*TASK PROMPT*:
Reproduce the material in full, exactly as written.

== INFORMATION SHOWN ==

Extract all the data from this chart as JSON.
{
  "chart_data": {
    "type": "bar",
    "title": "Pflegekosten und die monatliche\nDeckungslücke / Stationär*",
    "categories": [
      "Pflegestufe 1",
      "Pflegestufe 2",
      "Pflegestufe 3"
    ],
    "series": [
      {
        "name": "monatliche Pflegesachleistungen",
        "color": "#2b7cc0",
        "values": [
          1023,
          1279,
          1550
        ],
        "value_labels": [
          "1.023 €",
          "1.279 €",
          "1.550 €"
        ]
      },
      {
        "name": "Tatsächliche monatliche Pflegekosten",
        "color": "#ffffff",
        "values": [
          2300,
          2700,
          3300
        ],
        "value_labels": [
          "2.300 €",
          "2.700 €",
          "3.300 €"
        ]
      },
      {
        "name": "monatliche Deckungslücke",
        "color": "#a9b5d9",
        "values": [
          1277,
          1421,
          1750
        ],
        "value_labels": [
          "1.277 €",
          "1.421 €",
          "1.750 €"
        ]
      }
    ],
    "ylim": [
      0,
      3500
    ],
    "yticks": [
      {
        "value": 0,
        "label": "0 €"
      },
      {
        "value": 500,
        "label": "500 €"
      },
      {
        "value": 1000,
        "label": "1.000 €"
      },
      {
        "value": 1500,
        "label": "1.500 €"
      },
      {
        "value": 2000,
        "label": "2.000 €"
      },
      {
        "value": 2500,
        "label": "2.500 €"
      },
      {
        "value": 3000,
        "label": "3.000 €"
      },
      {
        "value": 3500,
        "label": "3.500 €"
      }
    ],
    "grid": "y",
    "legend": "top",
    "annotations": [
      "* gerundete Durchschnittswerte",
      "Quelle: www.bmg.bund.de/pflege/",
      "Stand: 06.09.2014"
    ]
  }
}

===

*RESULT OF THE TASK*:
Extract all the data from this chart as JSON.
{
  "chart_data": {
    "type": "bar",
    "title": "Pflegekosten und die monatliche\nDeckungslücke / Stationär*",
    "categories": [
      "Pflegestufe 1",
      "Pflegestufe 2",
      "Pflegestufe 3"
    ],
    "series": [
      {
        "name": "monatliche Pflegesachleistungen",
        "color": "#2b7cc0",
        "values": [
          1023,
          1279,
          1550
        ],
        "value_labels": [
          "1.023 €",
          "1.279 €",
          "1.550 €"
        ]
      },
      {
        "name": "Tatsächliche monatliche Pflegekosten",
        "color": "#ffffff",
        "values": [
          2300,
          2700,
          3300
        ],
        "value_labels": [
          "2.300 €",
          "2.700 €",
          "3.300 €"
        ]
      },
      {
        "name": "monatliche Deckungslücke",
        "color": "#a9b5d9",
        "values": [
          1277,
          1421,
          1750
        ],
        "value_labels": [
          "1.277 €",
          "1.421 €",
          "1.750 €"
        ]
      }
    ],
    "ylim": [
      0,
      3500
    ],
    "yticks": [
      {
        "value": 0,
        "label": "0 €"
      },
      {
        "value": 500,
        "label": "500 €"
      },
      {
        "value": 1000,
        "label": "1.000 €"
      },
      {
        "value": 1500,
        "label": "1.500 €"
      },
      {
        "value": 2000,
        "label": "2.000 €"
      },
      {
        "value": 2500,
        "label": "2.500 €"
      },
      {
        "value": 3000,
        "label": "3.000 €"
      },
      {
        "value": 3500,
        "label": "3.500 €"
      }
    ],
    "grid": "y",
    "legend": "top",
    "annotations": [
      "* gerundete Durchschnittswerte",
      "Quelle: www.bmg.bund.de/pflege/",
      "Stand: 06.09.2014"
    ]
  }
}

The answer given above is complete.